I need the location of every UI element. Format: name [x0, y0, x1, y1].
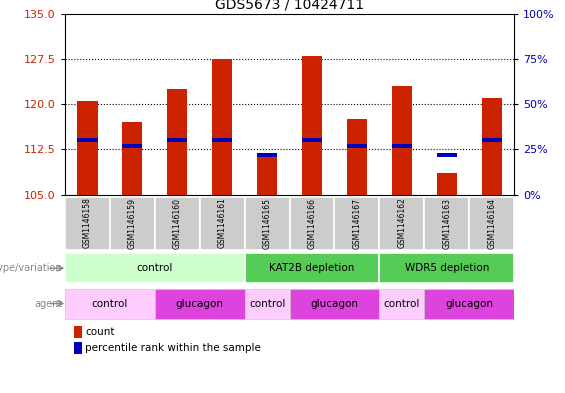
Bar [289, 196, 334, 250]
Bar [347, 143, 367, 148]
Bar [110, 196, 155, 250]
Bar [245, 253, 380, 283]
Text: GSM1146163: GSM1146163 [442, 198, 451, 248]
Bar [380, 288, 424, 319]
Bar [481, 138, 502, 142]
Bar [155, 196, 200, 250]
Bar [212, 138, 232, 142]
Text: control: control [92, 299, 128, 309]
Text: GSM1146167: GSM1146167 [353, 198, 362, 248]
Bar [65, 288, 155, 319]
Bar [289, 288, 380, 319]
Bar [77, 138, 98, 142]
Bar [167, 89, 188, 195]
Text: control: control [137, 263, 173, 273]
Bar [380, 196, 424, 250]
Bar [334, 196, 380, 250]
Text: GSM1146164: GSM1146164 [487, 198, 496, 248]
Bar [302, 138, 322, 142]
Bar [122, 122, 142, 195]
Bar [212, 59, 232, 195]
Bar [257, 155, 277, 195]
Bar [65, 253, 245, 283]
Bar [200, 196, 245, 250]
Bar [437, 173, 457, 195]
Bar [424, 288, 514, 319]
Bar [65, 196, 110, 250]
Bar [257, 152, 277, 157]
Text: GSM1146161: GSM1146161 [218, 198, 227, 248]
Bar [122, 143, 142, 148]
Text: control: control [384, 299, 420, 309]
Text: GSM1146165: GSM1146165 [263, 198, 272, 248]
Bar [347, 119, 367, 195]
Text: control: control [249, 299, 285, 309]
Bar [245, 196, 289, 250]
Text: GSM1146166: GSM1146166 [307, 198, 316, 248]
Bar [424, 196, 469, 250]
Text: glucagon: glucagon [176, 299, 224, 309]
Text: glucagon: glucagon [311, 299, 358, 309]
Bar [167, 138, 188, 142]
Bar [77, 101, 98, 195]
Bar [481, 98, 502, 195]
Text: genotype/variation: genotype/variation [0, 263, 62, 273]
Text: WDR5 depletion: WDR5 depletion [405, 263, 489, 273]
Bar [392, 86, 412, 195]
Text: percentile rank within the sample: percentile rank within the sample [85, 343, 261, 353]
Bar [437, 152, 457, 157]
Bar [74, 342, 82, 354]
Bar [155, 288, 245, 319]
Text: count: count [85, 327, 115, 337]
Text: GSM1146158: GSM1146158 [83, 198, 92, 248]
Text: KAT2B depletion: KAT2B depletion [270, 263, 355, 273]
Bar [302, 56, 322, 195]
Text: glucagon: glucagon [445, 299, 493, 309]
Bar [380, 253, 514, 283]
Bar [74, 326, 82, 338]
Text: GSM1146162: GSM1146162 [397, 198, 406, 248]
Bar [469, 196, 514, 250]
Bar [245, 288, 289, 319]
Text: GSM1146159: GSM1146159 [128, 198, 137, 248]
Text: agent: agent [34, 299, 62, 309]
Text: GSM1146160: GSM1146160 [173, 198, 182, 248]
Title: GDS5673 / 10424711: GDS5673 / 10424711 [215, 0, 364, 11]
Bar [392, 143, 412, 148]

GIVEN PROBLEM:
Gather every line of the listing above that contains the string "glucagon". The match is case-sensitive.

FULL OUTPUT:
Text: glucagon: glucagon [176, 299, 224, 309]
Text: glucagon: glucagon [311, 299, 358, 309]
Text: glucagon: glucagon [445, 299, 493, 309]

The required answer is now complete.